### Task input

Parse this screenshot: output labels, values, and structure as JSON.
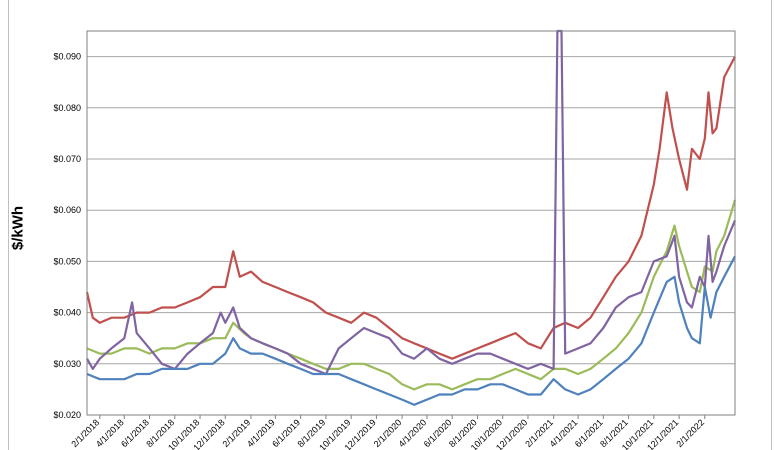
{
  "chart_data": {
    "type": "line",
    "title": "",
    "xlabel": "",
    "ylabel": "$/kWh",
    "ylim": [
      0.02,
      0.095
    ],
    "grid": true,
    "legend": "none",
    "yticks": [
      "$0.020",
      "$0.030",
      "$0.040",
      "$0.050",
      "$0.060",
      "$0.070",
      "$0.080",
      "$0.090"
    ],
    "ytick_values": [
      0.02,
      0.03,
      0.04,
      0.05,
      0.06,
      0.07,
      0.08,
      0.09
    ],
    "x_tick_labels": [
      "2/1/2018",
      "4/1/2018",
      "6/1/2018",
      "8/1/2018",
      "10/1/2018",
      "12/1/2018",
      "2/1/2019",
      "4/1/2019",
      "6/1/2019",
      "8/1/2019",
      "10/1/2019",
      "12/1/2019",
      "2/1/2020",
      "4/1/2020",
      "6/1/2020",
      "8/1/2020",
      "10/1/2020",
      "12/1/2020",
      "2/1/2021",
      "4/1/2021",
      "6/1/2021",
      "8/1/2021",
      "10/1/2021",
      "12/1/2021",
      "2/1/2022"
    ],
    "x_range": [
      "1/1/2018",
      "4/15/2022"
    ],
    "series": [
      {
        "name": "",
        "color": "#c0504d",
        "points": [
          [
            "1/1/2018",
            0.044
          ],
          [
            "1/15/2018",
            0.039
          ],
          [
            "2/1/2018",
            0.038
          ],
          [
            "3/1/2018",
            0.039
          ],
          [
            "4/1/2018",
            0.039
          ],
          [
            "5/1/2018",
            0.04
          ],
          [
            "6/1/2018",
            0.04
          ],
          [
            "7/1/2018",
            0.041
          ],
          [
            "8/1/2018",
            0.041
          ],
          [
            "9/1/2018",
            0.042
          ],
          [
            "10/1/2018",
            0.043
          ],
          [
            "11/1/2018",
            0.045
          ],
          [
            "12/1/2018",
            0.045
          ],
          [
            "12/20/2018",
            0.052
          ],
          [
            "1/5/2019",
            0.047
          ],
          [
            "2/1/2019",
            0.048
          ],
          [
            "3/1/2019",
            0.046
          ],
          [
            "4/1/2019",
            0.045
          ],
          [
            "5/1/2019",
            0.044
          ],
          [
            "6/1/2019",
            0.043
          ],
          [
            "7/1/2019",
            0.042
          ],
          [
            "8/1/2019",
            0.04
          ],
          [
            "9/1/2019",
            0.039
          ],
          [
            "10/1/2019",
            0.038
          ],
          [
            "11/1/2019",
            0.04
          ],
          [
            "12/1/2019",
            0.039
          ],
          [
            "1/1/2020",
            0.037
          ],
          [
            "2/1/2020",
            0.035
          ],
          [
            "3/1/2020",
            0.034
          ],
          [
            "4/1/2020",
            0.033
          ],
          [
            "5/1/2020",
            0.032
          ],
          [
            "6/1/2020",
            0.031
          ],
          [
            "7/1/2020",
            0.032
          ],
          [
            "8/1/2020",
            0.033
          ],
          [
            "9/1/2020",
            0.034
          ],
          [
            "10/1/2020",
            0.035
          ],
          [
            "11/1/2020",
            0.036
          ],
          [
            "12/1/2020",
            0.034
          ],
          [
            "1/1/2021",
            0.033
          ],
          [
            "2/1/2021",
            0.037
          ],
          [
            "3/1/2021",
            0.038
          ],
          [
            "4/1/2021",
            0.037
          ],
          [
            "5/1/2021",
            0.039
          ],
          [
            "6/1/2021",
            0.043
          ],
          [
            "7/1/2021",
            0.047
          ],
          [
            "8/1/2021",
            0.05
          ],
          [
            "9/1/2021",
            0.055
          ],
          [
            "10/1/2021",
            0.065
          ],
          [
            "10/15/2021",
            0.072
          ],
          [
            "11/1/2021",
            0.083
          ],
          [
            "11/15/2021",
            0.076
          ],
          [
            "12/1/2021",
            0.07
          ],
          [
            "12/20/2021",
            0.064
          ],
          [
            "1/1/2022",
            0.072
          ],
          [
            "1/20/2022",
            0.07
          ],
          [
            "2/1/2022",
            0.074
          ],
          [
            "2/10/2022",
            0.083
          ],
          [
            "2/20/2022",
            0.075
          ],
          [
            "3/1/2022",
            0.076
          ],
          [
            "3/20/2022",
            0.086
          ],
          [
            "4/15/2022",
            0.09
          ]
        ]
      },
      {
        "name": "",
        "color": "#9bbb59",
        "points": [
          [
            "1/1/2018",
            0.033
          ],
          [
            "2/1/2018",
            0.032
          ],
          [
            "3/1/2018",
            0.032
          ],
          [
            "4/1/2018",
            0.033
          ],
          [
            "5/1/2018",
            0.033
          ],
          [
            "6/1/2018",
            0.032
          ],
          [
            "7/1/2018",
            0.033
          ],
          [
            "8/1/2018",
            0.033
          ],
          [
            "9/1/2018",
            0.034
          ],
          [
            "10/1/2018",
            0.034
          ],
          [
            "11/1/2018",
            0.035
          ],
          [
            "12/1/2018",
            0.035
          ],
          [
            "12/20/2018",
            0.038
          ],
          [
            "1/15/2019",
            0.036
          ],
          [
            "2/1/2019",
            0.035
          ],
          [
            "3/1/2019",
            0.034
          ],
          [
            "4/1/2019",
            0.033
          ],
          [
            "5/1/2019",
            0.032
          ],
          [
            "6/1/2019",
            0.031
          ],
          [
            "7/1/2019",
            0.03
          ],
          [
            "8/1/2019",
            0.029
          ],
          [
            "9/1/2019",
            0.029
          ],
          [
            "10/1/2019",
            0.03
          ],
          [
            "11/1/2019",
            0.03
          ],
          [
            "12/1/2019",
            0.029
          ],
          [
            "1/1/2020",
            0.028
          ],
          [
            "2/1/2020",
            0.026
          ],
          [
            "3/1/2020",
            0.025
          ],
          [
            "4/1/2020",
            0.026
          ],
          [
            "5/1/2020",
            0.026
          ],
          [
            "6/1/2020",
            0.025
          ],
          [
            "7/1/2020",
            0.026
          ],
          [
            "8/1/2020",
            0.027
          ],
          [
            "9/1/2020",
            0.027
          ],
          [
            "10/1/2020",
            0.028
          ],
          [
            "11/1/2020",
            0.029
          ],
          [
            "12/1/2020",
            0.028
          ],
          [
            "1/1/2021",
            0.027
          ],
          [
            "2/1/2021",
            0.029
          ],
          [
            "3/1/2021",
            0.029
          ],
          [
            "4/1/2021",
            0.028
          ],
          [
            "5/1/2021",
            0.029
          ],
          [
            "6/1/2021",
            0.031
          ],
          [
            "7/1/2021",
            0.033
          ],
          [
            "8/1/2021",
            0.036
          ],
          [
            "9/1/2021",
            0.04
          ],
          [
            "10/1/2021",
            0.047
          ],
          [
            "11/1/2021",
            0.052
          ],
          [
            "11/20/2021",
            0.057
          ],
          [
            "12/1/2021",
            0.053
          ],
          [
            "12/20/2021",
            0.048
          ],
          [
            "1/1/2022",
            0.045
          ],
          [
            "1/20/2022",
            0.044
          ],
          [
            "2/1/2022",
            0.049
          ],
          [
            "2/20/2022",
            0.048
          ],
          [
            "3/1/2022",
            0.052
          ],
          [
            "3/20/2022",
            0.055
          ],
          [
            "4/15/2022",
            0.062
          ]
        ]
      },
      {
        "name": "",
        "color": "#8064a2",
        "points": [
          [
            "1/1/2018",
            0.031
          ],
          [
            "1/15/2018",
            0.029
          ],
          [
            "2/1/2018",
            0.031
          ],
          [
            "3/1/2018",
            0.033
          ],
          [
            "4/1/2018",
            0.035
          ],
          [
            "4/20/2018",
            0.042
          ],
          [
            "5/1/2018",
            0.036
          ],
          [
            "6/1/2018",
            0.033
          ],
          [
            "7/1/2018",
            0.03
          ],
          [
            "8/1/2018",
            0.029
          ],
          [
            "9/1/2018",
            0.032
          ],
          [
            "10/1/2018",
            0.034
          ],
          [
            "11/1/2018",
            0.036
          ],
          [
            "11/20/2018",
            0.04
          ],
          [
            "12/1/2018",
            0.038
          ],
          [
            "12/20/2018",
            0.041
          ],
          [
            "1/5/2019",
            0.037
          ],
          [
            "2/1/2019",
            0.035
          ],
          [
            "3/1/2019",
            0.034
          ],
          [
            "4/1/2019",
            0.033
          ],
          [
            "5/1/2019",
            0.032
          ],
          [
            "6/1/2019",
            0.03
          ],
          [
            "7/1/2019",
            0.029
          ],
          [
            "8/1/2019",
            0.028
          ],
          [
            "9/1/2019",
            0.033
          ],
          [
            "10/1/2019",
            0.035
          ],
          [
            "11/1/2019",
            0.037
          ],
          [
            "12/1/2019",
            0.036
          ],
          [
            "1/1/2020",
            0.035
          ],
          [
            "2/1/2020",
            0.032
          ],
          [
            "3/1/2020",
            0.031
          ],
          [
            "4/1/2020",
            0.033
          ],
          [
            "5/1/2020",
            0.031
          ],
          [
            "6/1/2020",
            0.03
          ],
          [
            "7/1/2020",
            0.031
          ],
          [
            "8/1/2020",
            0.032
          ],
          [
            "9/1/2020",
            0.032
          ],
          [
            "10/1/2020",
            0.031
          ],
          [
            "11/1/2020",
            0.03
          ],
          [
            "12/1/2020",
            0.029
          ],
          [
            "1/1/2021",
            0.03
          ],
          [
            "2/1/2021",
            0.029
          ],
          [
            "2/10/2021",
            0.095
          ],
          [
            "2/20/2021",
            0.095
          ],
          [
            "3/1/2021",
            0.032
          ],
          [
            "4/1/2021",
            0.033
          ],
          [
            "5/1/2021",
            0.034
          ],
          [
            "6/1/2021",
            0.037
          ],
          [
            "7/1/2021",
            0.041
          ],
          [
            "8/1/2021",
            0.043
          ],
          [
            "9/1/2021",
            0.044
          ],
          [
            "10/1/2021",
            0.05
          ],
          [
            "11/1/2021",
            0.051
          ],
          [
            "11/20/2021",
            0.055
          ],
          [
            "12/1/2021",
            0.047
          ],
          [
            "12/20/2021",
            0.042
          ],
          [
            "1/1/2022",
            0.041
          ],
          [
            "1/20/2022",
            0.047
          ],
          [
            "2/1/2022",
            0.045
          ],
          [
            "2/10/2022",
            0.055
          ],
          [
            "2/20/2022",
            0.046
          ],
          [
            "3/1/2022",
            0.048
          ],
          [
            "3/20/2022",
            0.053
          ],
          [
            "4/15/2022",
            0.058
          ]
        ]
      },
      {
        "name": "",
        "color": "#4f81bd",
        "points": [
          [
            "1/1/2018",
            0.028
          ],
          [
            "2/1/2018",
            0.027
          ],
          [
            "3/1/2018",
            0.027
          ],
          [
            "4/1/2018",
            0.027
          ],
          [
            "5/1/2018",
            0.028
          ],
          [
            "6/1/2018",
            0.028
          ],
          [
            "7/1/2018",
            0.029
          ],
          [
            "8/1/2018",
            0.029
          ],
          [
            "9/1/2018",
            0.029
          ],
          [
            "10/1/2018",
            0.03
          ],
          [
            "11/1/2018",
            0.03
          ],
          [
            "12/1/2018",
            0.032
          ],
          [
            "12/20/2018",
            0.035
          ],
          [
            "1/5/2019",
            0.033
          ],
          [
            "2/1/2019",
            0.032
          ],
          [
            "3/1/2019",
            0.032
          ],
          [
            "4/1/2019",
            0.031
          ],
          [
            "5/1/2019",
            0.03
          ],
          [
            "6/1/2019",
            0.029
          ],
          [
            "7/1/2019",
            0.028
          ],
          [
            "8/1/2019",
            0.028
          ],
          [
            "9/1/2019",
            0.028
          ],
          [
            "10/1/2019",
            0.027
          ],
          [
            "11/1/2019",
            0.026
          ],
          [
            "12/1/2019",
            0.025
          ],
          [
            "1/1/2020",
            0.024
          ],
          [
            "2/1/2020",
            0.023
          ],
          [
            "3/1/2020",
            0.022
          ],
          [
            "4/1/2020",
            0.023
          ],
          [
            "5/1/2020",
            0.024
          ],
          [
            "6/1/2020",
            0.024
          ],
          [
            "7/1/2020",
            0.025
          ],
          [
            "8/1/2020",
            0.025
          ],
          [
            "9/1/2020",
            0.026
          ],
          [
            "10/1/2020",
            0.026
          ],
          [
            "11/1/2020",
            0.025
          ],
          [
            "12/1/2020",
            0.024
          ],
          [
            "1/1/2021",
            0.024
          ],
          [
            "2/1/2021",
            0.027
          ],
          [
            "3/1/2021",
            0.025
          ],
          [
            "4/1/2021",
            0.024
          ],
          [
            "5/1/2021",
            0.025
          ],
          [
            "6/1/2021",
            0.027
          ],
          [
            "7/1/2021",
            0.029
          ],
          [
            "8/1/2021",
            0.031
          ],
          [
            "9/1/2021",
            0.034
          ],
          [
            "10/1/2021",
            0.04
          ],
          [
            "11/1/2021",
            0.046
          ],
          [
            "11/20/2021",
            0.047
          ],
          [
            "12/1/2021",
            0.042
          ],
          [
            "12/20/2021",
            0.037
          ],
          [
            "1/1/2022",
            0.035
          ],
          [
            "1/20/2022",
            0.034
          ],
          [
            "2/1/2022",
            0.045
          ],
          [
            "2/15/2022",
            0.039
          ],
          [
            "3/1/2022",
            0.044
          ],
          [
            "3/20/2022",
            0.047
          ],
          [
            "4/15/2022",
            0.051
          ]
        ]
      }
    ]
  }
}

######

## Task requirements
From the data, collect all lines where the string "color" appears.

## Written reply
        "color": "#c0504d",
        "color": "#9bbb59",
        "color": "#8064a2",
        "color": "#4f81bd",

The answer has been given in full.